Exercise task: In the listing below, pick out lines with "Playing".
╭─ Records for this task
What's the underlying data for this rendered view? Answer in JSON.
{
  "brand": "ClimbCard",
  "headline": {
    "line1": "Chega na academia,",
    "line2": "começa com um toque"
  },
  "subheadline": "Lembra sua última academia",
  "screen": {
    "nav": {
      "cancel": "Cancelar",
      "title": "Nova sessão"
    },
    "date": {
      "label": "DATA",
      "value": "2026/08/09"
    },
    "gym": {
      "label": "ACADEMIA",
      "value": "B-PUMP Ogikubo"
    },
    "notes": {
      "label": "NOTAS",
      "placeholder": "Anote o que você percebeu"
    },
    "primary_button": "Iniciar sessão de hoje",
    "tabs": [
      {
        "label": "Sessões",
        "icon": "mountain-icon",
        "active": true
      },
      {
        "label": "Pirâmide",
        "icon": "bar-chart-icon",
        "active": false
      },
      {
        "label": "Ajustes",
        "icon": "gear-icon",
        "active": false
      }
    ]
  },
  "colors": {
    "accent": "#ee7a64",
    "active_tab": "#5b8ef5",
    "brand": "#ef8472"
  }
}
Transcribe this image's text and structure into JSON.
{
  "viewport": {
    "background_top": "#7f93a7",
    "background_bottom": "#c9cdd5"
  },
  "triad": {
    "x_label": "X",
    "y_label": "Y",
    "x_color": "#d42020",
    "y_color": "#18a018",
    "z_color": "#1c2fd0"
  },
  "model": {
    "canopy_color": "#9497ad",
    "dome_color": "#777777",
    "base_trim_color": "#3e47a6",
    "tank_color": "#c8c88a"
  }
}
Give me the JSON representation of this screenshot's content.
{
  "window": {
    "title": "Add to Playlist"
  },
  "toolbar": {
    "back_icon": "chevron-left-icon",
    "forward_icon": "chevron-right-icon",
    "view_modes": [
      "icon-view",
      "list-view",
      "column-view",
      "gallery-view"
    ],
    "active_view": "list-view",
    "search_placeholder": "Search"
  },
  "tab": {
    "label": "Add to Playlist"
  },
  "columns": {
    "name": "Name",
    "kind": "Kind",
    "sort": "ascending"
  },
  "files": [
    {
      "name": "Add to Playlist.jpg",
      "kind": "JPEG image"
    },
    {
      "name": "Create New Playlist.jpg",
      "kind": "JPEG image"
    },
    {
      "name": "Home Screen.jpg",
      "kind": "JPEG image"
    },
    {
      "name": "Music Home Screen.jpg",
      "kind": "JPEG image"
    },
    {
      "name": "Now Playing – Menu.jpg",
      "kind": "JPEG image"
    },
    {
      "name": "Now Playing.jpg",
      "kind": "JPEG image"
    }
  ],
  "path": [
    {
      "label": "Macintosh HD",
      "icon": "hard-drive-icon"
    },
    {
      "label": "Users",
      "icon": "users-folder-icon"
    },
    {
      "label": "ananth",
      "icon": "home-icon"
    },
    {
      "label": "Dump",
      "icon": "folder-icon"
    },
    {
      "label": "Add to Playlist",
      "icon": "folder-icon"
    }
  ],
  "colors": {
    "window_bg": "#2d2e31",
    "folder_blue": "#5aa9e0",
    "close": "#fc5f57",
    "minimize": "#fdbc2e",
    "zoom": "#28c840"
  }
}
╰─
Task result:
      "name": "Now Playing – Menu.jpg",
      "name": "Now Playing.jpg",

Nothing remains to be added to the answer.